--- Data shown ---

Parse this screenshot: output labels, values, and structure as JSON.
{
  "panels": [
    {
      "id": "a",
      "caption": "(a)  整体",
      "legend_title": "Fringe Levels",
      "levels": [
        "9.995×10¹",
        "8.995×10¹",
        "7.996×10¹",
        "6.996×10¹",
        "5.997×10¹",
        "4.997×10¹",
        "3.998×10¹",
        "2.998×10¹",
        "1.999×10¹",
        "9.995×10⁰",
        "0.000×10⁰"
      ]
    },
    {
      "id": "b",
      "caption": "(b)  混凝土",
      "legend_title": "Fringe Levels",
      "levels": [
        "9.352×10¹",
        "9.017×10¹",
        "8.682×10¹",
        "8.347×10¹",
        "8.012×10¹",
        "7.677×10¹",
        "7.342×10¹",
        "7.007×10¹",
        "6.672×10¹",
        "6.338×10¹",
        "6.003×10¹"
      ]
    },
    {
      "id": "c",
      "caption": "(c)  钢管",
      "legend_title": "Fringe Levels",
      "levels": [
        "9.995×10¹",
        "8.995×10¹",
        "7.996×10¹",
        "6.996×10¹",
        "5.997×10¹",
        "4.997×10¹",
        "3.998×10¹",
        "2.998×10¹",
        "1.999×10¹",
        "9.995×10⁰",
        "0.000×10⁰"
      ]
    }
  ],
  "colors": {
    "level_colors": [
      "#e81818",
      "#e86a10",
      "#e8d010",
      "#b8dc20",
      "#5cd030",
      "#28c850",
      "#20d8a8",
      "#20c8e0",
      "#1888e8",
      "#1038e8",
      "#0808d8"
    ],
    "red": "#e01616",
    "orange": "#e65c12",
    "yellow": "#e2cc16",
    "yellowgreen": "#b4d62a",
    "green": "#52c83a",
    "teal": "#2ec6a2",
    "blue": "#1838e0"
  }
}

---

* **Stated task**
Exactly as shown above, return every record.

* **Answer**
Parse this screenshot: output labels, values, and structure as JSON.
{
  "panels": [
    {
      "id": "a",
      "caption": "(a)  整体",
      "legend_title": "Fringe Levels",
      "levels": [
        "9.995×10¹",
        "8.995×10¹",
        "7.996×10¹",
        "6.996×10¹",
        "5.997×10¹",
        "4.997×10¹",
        "3.998×10¹",
        "2.998×10¹",
        "1.999×10¹",
        "9.995×10⁰",
        "0.000×10⁰"
      ]
    },
    {
      "id": "b",
      "caption": "(b)  混凝土",
      "legend_title": "Fringe Levels",
      "levels": [
        "9.352×10¹",
        "9.017×10¹",
        "8.682×10¹",
        "8.347×10¹",
        "8.012×10¹",
        "7.677×10¹",
        "7.342×10¹",
        "7.007×10¹",
        "6.672×10¹",
        "6.338×10¹",
        "6.003×10¹"
      ]
    },
    {
      "id": "c",
      "caption": "(c)  钢管",
      "legend_title": "Fringe Levels",
      "levels": [
        "9.995×10¹",
        "8.995×10¹",
        "7.996×10¹",
        "6.996×10¹",
        "5.997×10¹",
        "4.997×10¹",
        "3.998×10¹",
        "2.998×10¹",
        "1.999×10¹",
        "9.995×10⁰",
        "0.000×10⁰"
      ]
    }
  ],
  "colors": {
    "level_colors": [
      "#e81818",
      "#e86a10",
      "#e8d010",
      "#b8dc20",
      "#5cd030",
      "#28c850",
      "#20d8a8",
      "#20c8e0",
      "#1888e8",
      "#1038e8",
      "#0808d8"
    ],
    "red": "#e01616",
    "orange": "#e65c12",
    "yellow": "#e2cc16",
    "yellowgreen": "#b4d62a",
    "green": "#52c83a",
    "teal": "#2ec6a2",
    "blue": "#1838e0"
  }
}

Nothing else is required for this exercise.